**Tasks for this exercise:**
• a. List the categories into which the passage on robotic-assisted hip arthroplasty classifies robotic and navigation systems.
• b. Using the passage on robotic-assisted hip arthroplasty, answer yes or no for each statement and quote the words that decide it.
(i) Instability is commonly caused by component malposition.
(ii) All reported studies found better clinical outcomes with robotic-assisted THA than with manual THA.
(iii) In CT-based systems, preoperative CT scans are used only for preoperative planning.
(Quoted passage begins)
Total hip arthroplasty (THA) is an effective treatment for osteoarthritis, and the popularity of the direct anterior approach has increased due to more rapid recovery and increased stability. Instability, commonly caused by component malposition, remains a significant concern. The dynamic relationship between the pelvis and lumbar spine, deemed spinopelvic motion, is considered an important factor in stability. Various parameters are used in evaluating spinopelvic motion. Understanding spinopelvic motion is critical, and executing a precise plan for positioning the implant can be difficult with manual instrumentation. Robotic and/or navigation systems have been developed in the effort to enhance THA outcomes and for implementing spinopelvic parameters. These systems can be classified into three categories: X-ray/fluoroscopy-based, imageless, and computed tomography (CT)-based. Each system has advantages and limitations. When using CT-based systems, preoperative CT scans are used to assist with preoperative planning and intraoperative execution, providing feedback on implant position and restoration of hip biomechanics within a functional safe zone developed according to each patient's specific spinopelvic parameters. Several studies have demonstrated the accuracy and reproducibility of robotic systems with regard to implant positioning and leg length discrepancy. Some studies have reported better radiographic and clinical outcomes with use of robotic-assisted THA. However, clinical outcomes comparable to those for manual THA have also been reported. Robotic systems offer advantages in terms of accuracy, precision, and potentially reduced rates of dislocation. Additional research, including conduct of randomized controlled trials, will be required in order to evaluate the long-term outcomes and cost-effectiveness of robotic-assisted THA.
(Quoted passage ends)
(Given information begins)
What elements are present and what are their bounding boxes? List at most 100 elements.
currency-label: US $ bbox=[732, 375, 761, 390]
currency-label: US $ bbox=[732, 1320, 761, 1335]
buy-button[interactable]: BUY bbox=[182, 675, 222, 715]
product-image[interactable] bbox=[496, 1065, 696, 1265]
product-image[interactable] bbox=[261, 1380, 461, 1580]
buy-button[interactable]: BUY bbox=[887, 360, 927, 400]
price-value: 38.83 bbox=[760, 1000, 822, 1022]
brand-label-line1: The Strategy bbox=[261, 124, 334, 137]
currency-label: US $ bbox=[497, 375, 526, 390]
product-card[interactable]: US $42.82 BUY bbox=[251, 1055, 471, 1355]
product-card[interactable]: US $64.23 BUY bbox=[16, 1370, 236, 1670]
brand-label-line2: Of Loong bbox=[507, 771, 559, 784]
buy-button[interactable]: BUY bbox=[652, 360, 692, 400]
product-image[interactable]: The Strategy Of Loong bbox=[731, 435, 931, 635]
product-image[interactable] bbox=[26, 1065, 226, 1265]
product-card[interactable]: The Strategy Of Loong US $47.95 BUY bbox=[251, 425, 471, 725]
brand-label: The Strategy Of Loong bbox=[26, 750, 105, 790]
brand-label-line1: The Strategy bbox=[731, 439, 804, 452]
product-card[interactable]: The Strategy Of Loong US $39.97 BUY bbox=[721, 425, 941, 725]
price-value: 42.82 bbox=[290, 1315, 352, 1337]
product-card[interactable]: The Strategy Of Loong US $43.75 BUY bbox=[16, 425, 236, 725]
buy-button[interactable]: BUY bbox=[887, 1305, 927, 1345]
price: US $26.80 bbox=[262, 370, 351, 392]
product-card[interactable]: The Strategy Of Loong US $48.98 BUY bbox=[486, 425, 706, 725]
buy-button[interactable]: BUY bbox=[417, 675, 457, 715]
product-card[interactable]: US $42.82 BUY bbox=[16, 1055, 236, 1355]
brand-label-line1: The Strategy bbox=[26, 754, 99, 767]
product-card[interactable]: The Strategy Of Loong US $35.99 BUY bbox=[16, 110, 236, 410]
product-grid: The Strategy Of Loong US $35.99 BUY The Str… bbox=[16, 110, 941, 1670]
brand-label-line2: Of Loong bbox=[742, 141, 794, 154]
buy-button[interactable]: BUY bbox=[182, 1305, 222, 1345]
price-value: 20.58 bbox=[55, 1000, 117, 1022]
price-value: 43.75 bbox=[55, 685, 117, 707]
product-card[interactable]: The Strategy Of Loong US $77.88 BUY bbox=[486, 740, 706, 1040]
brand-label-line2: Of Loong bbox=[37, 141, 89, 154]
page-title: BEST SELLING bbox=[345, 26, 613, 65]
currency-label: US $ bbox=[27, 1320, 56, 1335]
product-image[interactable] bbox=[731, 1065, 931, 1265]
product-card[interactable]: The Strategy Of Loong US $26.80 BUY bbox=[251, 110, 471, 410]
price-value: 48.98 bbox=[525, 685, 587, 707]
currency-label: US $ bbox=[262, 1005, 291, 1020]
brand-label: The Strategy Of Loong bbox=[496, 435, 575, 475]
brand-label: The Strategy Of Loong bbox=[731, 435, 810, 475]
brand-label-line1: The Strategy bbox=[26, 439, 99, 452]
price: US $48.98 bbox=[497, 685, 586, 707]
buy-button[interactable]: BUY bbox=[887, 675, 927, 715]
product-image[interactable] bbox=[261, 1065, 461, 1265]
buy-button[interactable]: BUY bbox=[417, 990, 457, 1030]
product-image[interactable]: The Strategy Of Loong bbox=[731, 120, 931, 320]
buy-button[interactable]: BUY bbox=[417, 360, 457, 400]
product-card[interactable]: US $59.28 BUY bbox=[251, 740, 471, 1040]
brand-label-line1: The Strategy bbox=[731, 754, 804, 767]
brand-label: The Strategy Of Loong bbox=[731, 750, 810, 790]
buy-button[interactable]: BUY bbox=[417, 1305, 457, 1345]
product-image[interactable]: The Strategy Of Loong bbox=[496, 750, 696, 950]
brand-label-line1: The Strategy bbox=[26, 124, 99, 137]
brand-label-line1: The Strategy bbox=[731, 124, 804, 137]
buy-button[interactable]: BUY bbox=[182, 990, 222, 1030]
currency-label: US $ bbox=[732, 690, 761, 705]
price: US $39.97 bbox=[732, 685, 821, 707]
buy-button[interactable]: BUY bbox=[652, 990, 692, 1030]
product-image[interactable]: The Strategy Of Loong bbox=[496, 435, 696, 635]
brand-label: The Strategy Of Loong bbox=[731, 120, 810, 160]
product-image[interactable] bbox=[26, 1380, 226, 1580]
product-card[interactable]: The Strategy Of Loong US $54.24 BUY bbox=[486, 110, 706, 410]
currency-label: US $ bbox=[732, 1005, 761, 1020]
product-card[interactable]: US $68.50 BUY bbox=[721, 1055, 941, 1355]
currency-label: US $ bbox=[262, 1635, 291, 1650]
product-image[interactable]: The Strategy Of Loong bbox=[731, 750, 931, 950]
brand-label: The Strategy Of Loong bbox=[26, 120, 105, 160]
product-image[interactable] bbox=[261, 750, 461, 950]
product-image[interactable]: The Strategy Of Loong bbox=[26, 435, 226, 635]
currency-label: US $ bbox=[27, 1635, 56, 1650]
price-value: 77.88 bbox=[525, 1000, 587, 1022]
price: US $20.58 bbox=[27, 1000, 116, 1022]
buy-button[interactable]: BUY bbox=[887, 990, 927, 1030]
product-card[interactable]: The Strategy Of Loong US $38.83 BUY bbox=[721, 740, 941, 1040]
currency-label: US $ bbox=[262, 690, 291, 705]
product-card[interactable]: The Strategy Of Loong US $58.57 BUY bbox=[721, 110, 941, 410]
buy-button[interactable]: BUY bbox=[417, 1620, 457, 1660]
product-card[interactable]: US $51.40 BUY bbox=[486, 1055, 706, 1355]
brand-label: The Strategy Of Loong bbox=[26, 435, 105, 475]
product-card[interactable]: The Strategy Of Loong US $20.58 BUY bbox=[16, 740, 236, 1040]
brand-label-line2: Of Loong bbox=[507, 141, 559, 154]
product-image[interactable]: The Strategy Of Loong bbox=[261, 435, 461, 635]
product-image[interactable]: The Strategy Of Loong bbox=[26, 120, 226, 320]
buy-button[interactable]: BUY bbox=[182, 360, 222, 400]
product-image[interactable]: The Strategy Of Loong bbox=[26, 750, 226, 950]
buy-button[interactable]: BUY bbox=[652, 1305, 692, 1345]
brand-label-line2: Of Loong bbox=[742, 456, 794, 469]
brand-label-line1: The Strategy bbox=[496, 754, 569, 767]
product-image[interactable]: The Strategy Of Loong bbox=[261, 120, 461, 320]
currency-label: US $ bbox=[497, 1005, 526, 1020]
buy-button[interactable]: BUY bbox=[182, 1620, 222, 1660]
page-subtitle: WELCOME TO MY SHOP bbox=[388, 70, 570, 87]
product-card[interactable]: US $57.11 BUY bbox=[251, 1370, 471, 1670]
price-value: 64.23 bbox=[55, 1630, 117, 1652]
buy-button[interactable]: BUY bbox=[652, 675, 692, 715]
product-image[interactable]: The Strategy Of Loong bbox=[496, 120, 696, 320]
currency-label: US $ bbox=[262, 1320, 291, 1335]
(Given information ends)
**Responses to the tasks:**
• a.
- X-ray/fluoroscopy-based
- imageless
- computed tomography (CT)-based

• b.
(i) Yes: "Instability, commonly caused by component malposition, remains a significant concern."
(ii) No: "However, clinical outcomes comparable to those for manual THA have also been reported."
(iii) No: "preoperative CT scans are used to assist with preoperative planning and intraoperative execution"